::: GIVEN DATA :::

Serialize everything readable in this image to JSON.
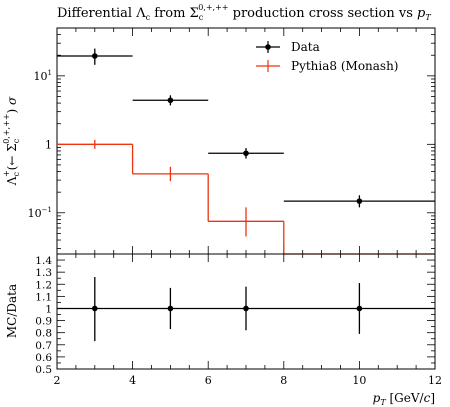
{
  "chart_data": {
    "type": "line",
    "title": "Differential Λc from Σc0,+,++ production cross section vs pT",
    "title_parts": {
      "lead": "Differential Λ",
      "lead_sub": "c",
      "mid": " from Σ",
      "mid_sub": "c",
      "mid_sup": "0,+,++",
      "tail": " production cross section vs ",
      "tail_var": "p",
      "tail_sub": "T"
    },
    "main": {
      "ylabel": "Λc+(← Σc0,+,++) σ",
      "yscale": "log",
      "ylim": [
        0.025,
        50
      ],
      "xlim": [
        2,
        12
      ],
      "ytick_labels": [
        {
          "value": 10,
          "label": "10",
          "sup": "1"
        },
        {
          "value": 1,
          "label": "1",
          "sup": ""
        },
        {
          "value": 0.1,
          "label": "10",
          "sup": "−1"
        }
      ],
      "series": [
        {
          "name": "Data",
          "style": "points",
          "color": "#000000",
          "points": [
            {
              "xlow": 2,
              "xhigh": 4,
              "x": 3,
              "y": 19.5,
              "ylow": 14.5,
              "yhigh": 25
            },
            {
              "xlow": 4,
              "xhigh": 6,
              "x": 5,
              "y": 4.4,
              "ylow": 3.7,
              "yhigh": 5.2
            },
            {
              "xlow": 6,
              "xhigh": 8,
              "x": 7,
              "y": 0.74,
              "ylow": 0.62,
              "yhigh": 0.88
            },
            {
              "xlow": 8,
              "xhigh": 12,
              "x": 10,
              "y": 0.148,
              "ylow": 0.12,
              "yhigh": 0.18
            }
          ]
        },
        {
          "name": "Pythia8 (Monash)",
          "style": "histogram",
          "color": "#ee3311",
          "points": [
            {
              "xlow": 2,
              "xhigh": 4,
              "x": 3,
              "y": 1.0,
              "ylow": 0.86,
              "yhigh": 1.16
            },
            {
              "xlow": 4,
              "xhigh": 6,
              "x": 5,
              "y": 0.37,
              "ylow": 0.29,
              "yhigh": 0.47
            },
            {
              "xlow": 6,
              "xhigh": 8,
              "x": 7,
              "y": 0.075,
              "ylow": 0.045,
              "yhigh": 0.12
            },
            {
              "xlow": 8,
              "xhigh": 12,
              "x": 10,
              "y": 0.005,
              "ylow": 0.003,
              "yhigh": 0.026
            }
          ]
        }
      ]
    },
    "ratio": {
      "ylabel": "MC/Data",
      "ylim": [
        0.5,
        1.45
      ],
      "yticks": [
        0.5,
        0.6,
        0.7,
        0.8,
        0.9,
        1,
        1.1,
        1.2,
        1.3,
        1.4
      ],
      "ytick_labels": [
        "0.5",
        "0.6",
        "0.7",
        "0.8",
        "0.9",
        "1",
        "1.1",
        "1.2",
        "1.3",
        "1.4"
      ],
      "series": [
        {
          "name": "Data",
          "color": "#000000",
          "points": [
            {
              "xlow": 2,
              "xhigh": 4,
              "x": 3,
              "y": 1.0,
              "ylow": 0.73,
              "yhigh": 1.26
            },
            {
              "xlow": 4,
              "xhigh": 6,
              "x": 5,
              "y": 1.0,
              "ylow": 0.83,
              "yhigh": 1.17
            },
            {
              "xlow": 6,
              "xhigh": 8,
              "x": 7,
              "y": 1.0,
              "ylow": 0.82,
              "yhigh": 1.18
            },
            {
              "xlow": 8,
              "xhigh": 12,
              "x": 10,
              "y": 1.0,
              "ylow": 0.79,
              "yhigh": 1.21
            }
          ]
        }
      ]
    },
    "xaxis": {
      "xlabel": "pT [GeV/c]",
      "xlabel_parts": {
        "var": "p",
        "sub": "T",
        "unit": " [GeV/",
        "unit_c": "c",
        "close": "]"
      },
      "xticks": [
        2,
        4,
        6,
        8,
        10,
        12
      ],
      "xtick_labels": [
        "2",
        "4",
        "6",
        "8",
        "10",
        "12"
      ]
    },
    "legend": {
      "placement": "top-right",
      "entries": [
        "Data",
        "Pythia8 (Monash)"
      ]
    }
  }
}
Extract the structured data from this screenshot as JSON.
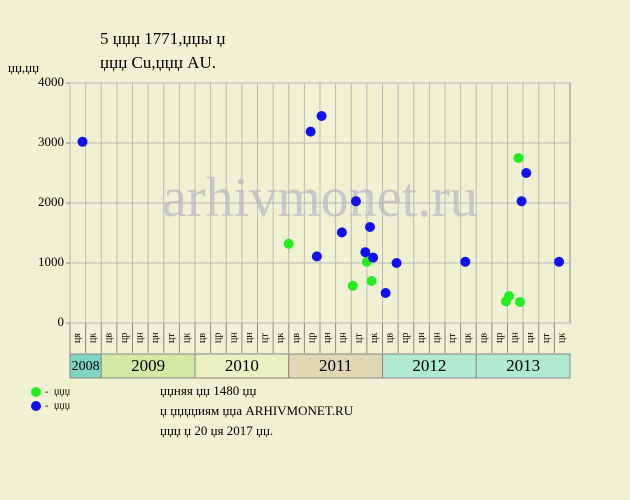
{
  "chart_data": {
    "type": "scatter",
    "title": "5 џџџ 1771,џџы џ",
    "subtitle": "џџџ Cu,џџџ AU.",
    "y_label": "џџ,џџ",
    "watermark": "arhivmonet.ru",
    "categories": [
      "ця",
      "цк",
      "цв",
      "цр",
      "цн",
      "цн",
      "цт",
      "цк",
      "цв",
      "цр",
      "цн",
      "цн",
      "цт",
      "цк",
      "цв",
      "цр",
      "цн",
      "цн",
      "цт",
      "цк",
      "цв",
      "цр",
      "цн",
      "цн",
      "цт",
      "цк",
      "цв",
      "цр",
      "цн",
      "цн",
      "цт",
      "цк"
    ],
    "years": [
      {
        "label": "2008",
        "span": 2,
        "color": "#80d4c4"
      },
      {
        "label": "2009",
        "span": 6,
        "color": "#d4eaa4"
      },
      {
        "label": "2010",
        "span": 6,
        "color": "#eaf0c4"
      },
      {
        "label": "2011",
        "span": 6,
        "color": "#e0d8b4"
      },
      {
        "label": "2012",
        "span": 6,
        "color": "#b0ead0"
      },
      {
        "label": "2013",
        "span": 6,
        "color": "#b0ead0"
      }
    ],
    "xlim": [
      0,
      32
    ],
    "ylim": [
      0,
      4000
    ],
    "yticks": [
      0,
      1000,
      2000,
      3000,
      4000
    ],
    "grid": true,
    "series": [
      {
        "name": "џџџ",
        "color": "#22ee22",
        "x": [
          14.0,
          18.1,
          19.0,
          19.3,
          27.9,
          28.1,
          28.7,
          28.8
        ],
        "values": [
          1320,
          620,
          1020,
          700,
          360,
          450,
          2750,
          350
        ]
      },
      {
        "name": "џџџ",
        "color": "#1111ee",
        "x": [
          0.8,
          15.4,
          16.1,
          15.8,
          17.4,
          18.3,
          18.9,
          19.2,
          19.4,
          20.2,
          20.9,
          25.3,
          28.9,
          29.2,
          31.3
        ],
        "values": [
          3020,
          3190,
          3450,
          1110,
          1510,
          2030,
          1180,
          1600,
          1090,
          500,
          1000,
          1020,
          2030,
          2500,
          1020
        ]
      }
    ],
    "notes": [
      "џџняя џџ 1480 џџ",
      "џ џџџџиям џџа ARHIVMONET.RU",
      "џџџ џ 20 џя 2017 џџ."
    ]
  }
}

:::

WHAT YOU ARE ASKED TO DO —
Your task is an exact transcription of all the data, minus the pictures.

EXERCISE RESPONSE —
Serialize everything readable in this image to JSON.
{
  "chart_data": {
    "type": "line",
    "title": "Differential Λc from Σc0,+,++ production cross section vs pT",
    "title_parts": {
      "lead": "Differential Λ",
      "lead_sub": "c",
      "mid": " from Σ",
      "mid_sub": "c",
      "mid_sup": "0,+,++",
      "tail": " production cross section vs ",
      "tail_var": "p",
      "tail_sub": "T"
    },
    "main": {
      "ylabel": "Λc+(← Σc0,+,++) σ",
      "yscale": "log",
      "ylim": [
        0.025,
        50
      ],
      "xlim": [
        2,
        12
      ],
      "ytick_labels": [
        {
          "value": 10,
          "label": "10",
          "sup": "1"
        },
        {
          "value": 1,
          "label": "1",
          "sup": ""
        },
        {
          "value": 0.1,
          "label": "10",
          "sup": "−1"
        }
      ],
      "series": [
        {
          "name": "Data",
          "style": "points",
          "color": "#000000",
          "points": [
            {
              "xlow": 2,
              "xhigh": 4,
              "x": 3,
              "y": 19.5,
              "ylow": 14.5,
              "yhigh": 25
            },
            {
              "xlow": 4,
              "xhigh": 6,
              "x": 5,
              "y": 4.4,
              "ylow": 3.7,
              "yhigh": 5.2
            },
            {
              "xlow": 6,
              "xhigh": 8,
              "x": 7,
              "y": 0.74,
              "ylow": 0.62,
              "yhigh": 0.88
            },
            {
              "xlow": 8,
              "xhigh": 12,
              "x": 10,
              "y": 0.148,
              "ylow": 0.12,
              "yhigh": 0.18
            }
          ]
        },
        {
          "name": "Pythia8 (Monash)",
          "style": "histogram",
          "color": "#ee3311",
          "points": [
            {
              "xlow": 2,
              "xhigh": 4,
              "x": 3,
              "y": 1.0,
              "ylow": 0.86,
              "yhigh": 1.16
            },
            {
              "xlow": 4,
              "xhigh": 6,
              "x": 5,
              "y": 0.37,
              "ylow": 0.29,
              "yhigh": 0.47
            },
            {
              "xlow": 6,
              "xhigh": 8,
              "x": 7,
              "y": 0.075,
              "ylow": 0.045,
              "yhigh": 0.12
            },
            {
              "xlow": 8,
              "xhigh": 12,
              "x": 10,
              "y": 0.005,
              "ylow": 0.003,
              "yhigh": 0.026
            }
          ]
        }
      ]
    },
    "ratio": {
      "ylabel": "MC/Data",
      "ylim": [
        0.5,
        1.45
      ],
      "yticks": [
        0.5,
        0.6,
        0.7,
        0.8,
        0.9,
        1,
        1.1,
        1.2,
        1.3,
        1.4
      ],
      "ytick_labels": [
        "0.5",
        "0.6",
        "0.7",
        "0.8",
        "0.9",
        "1",
        "1.1",
        "1.2",
        "1.3",
        "1.4"
      ],
      "series": [
        {
          "name": "Data",
          "color": "#000000",
          "points": [
            {
              "xlow": 2,
              "xhigh": 4,
              "x": 3,
              "y": 1.0,
              "ylow": 0.73,
              "yhigh": 1.26
            },
            {
              "xlow": 4,
              "xhigh": 6,
              "x": 5,
              "y": 1.0,
              "ylow": 0.83,
              "yhigh": 1.17
            },
            {
              "xlow": 6,
              "xhigh": 8,
              "x": 7,
              "y": 1.0,
              "ylow": 0.82,
              "yhigh": 1.18
            },
            {
              "xlow": 8,
              "xhigh": 12,
              "x": 10,
              "y": 1.0,
              "ylow": 0.79,
              "yhigh": 1.21
            }
          ]
        }
      ]
    },
    "xaxis": {
      "xlabel": "pT [GeV/c]",
      "xlabel_parts": {
        "var": "p",
        "sub": "T",
        "unit": " [GeV/",
        "unit_c": "c",
        "close": "]"
      },
      "xticks": [
        2,
        4,
        6,
        8,
        10,
        12
      ],
      "xtick_labels": [
        "2",
        "4",
        "6",
        "8",
        "10",
        "12"
      ]
    },
    "legend": {
      "placement": "top-right",
      "entries": [
        "Data",
        "Pythia8 (Monash)"
      ]
    }
  }
}
Extract the structured data from this screenshot as JSON.
{
  "chart_data": {
    "type": "scatter",
    "title": "5 џџџ 1771,џџы џ",
    "subtitle": "џџџ Cu,џџџ AU.",
    "y_label": "џџ,џџ",
    "watermark": "arhivmonet.ru",
    "categories": [
      "ця",
      "цк",
      "цв",
      "цр",
      "цн",
      "цн",
      "цт",
      "цк",
      "цв",
      "цр",
      "цн",
      "цн",
      "цт",
      "цк",
      "цв",
      "цр",
      "цн",
      "цн",
      "цт",
      "цк",
      "цв",
      "цр",
      "цн",
      "цн",
      "цт",
      "цк",
      "цв",
      "цр",
      "цн",
      "цн",
      "цт",
      "цк"
    ],
    "years": [
      {
        "label": "2008",
        "span": 2,
        "color": "#80d4c4"
      },
      {
        "label": "2009",
        "span": 6,
        "color": "#d4eaa4"
      },
      {
        "label": "2010",
        "span": 6,
        "color": "#eaf0c4"
      },
      {
        "label": "2011",
        "span": 6,
        "color": "#e0d8b4"
      },
      {
        "label": "2012",
        "span": 6,
        "color": "#b0ead0"
      },
      {
        "label": "2013",
        "span": 6,
        "color": "#b0ead0"
      }
    ],
    "xlim": [
      0,
      32
    ],
    "ylim": [
      0,
      4000
    ],
    "yticks": [
      0,
      1000,
      2000,
      3000,
      4000
    ],
    "grid": true,
    "series": [
      {
        "name": "џџџ",
        "color": "#22ee22",
        "x": [
          14.0,
          18.1,
          19.0,
          19.3,
          27.9,
          28.1,
          28.7,
          28.8
        ],
        "values": [
          1320,
          620,
          1020,
          700,
          360,
          450,
          2750,
          350
        ]
      },
      {
        "name": "џџџ",
        "color": "#1111ee",
        "x": [
          0.8,
          15.4,
          16.1,
          15.8,
          17.4,
          18.3,
          18.9,
          19.2,
          19.4,
          20.2,
          20.9,
          25.3,
          28.9,
          29.2,
          31.3
        ],
        "values": [
          3020,
          3190,
          3450,
          1110,
          1510,
          2030,
          1180,
          1600,
          1090,
          500,
          1000,
          1020,
          2030,
          2500,
          1020
        ]
      }
    ],
    "notes": [
      "џџняя џџ 1480 џџ",
      "џ џџџџиям џџа ARHIVMONET.RU",
      "џџџ џ 20 џя 2017 џџ."
    ]
  }
}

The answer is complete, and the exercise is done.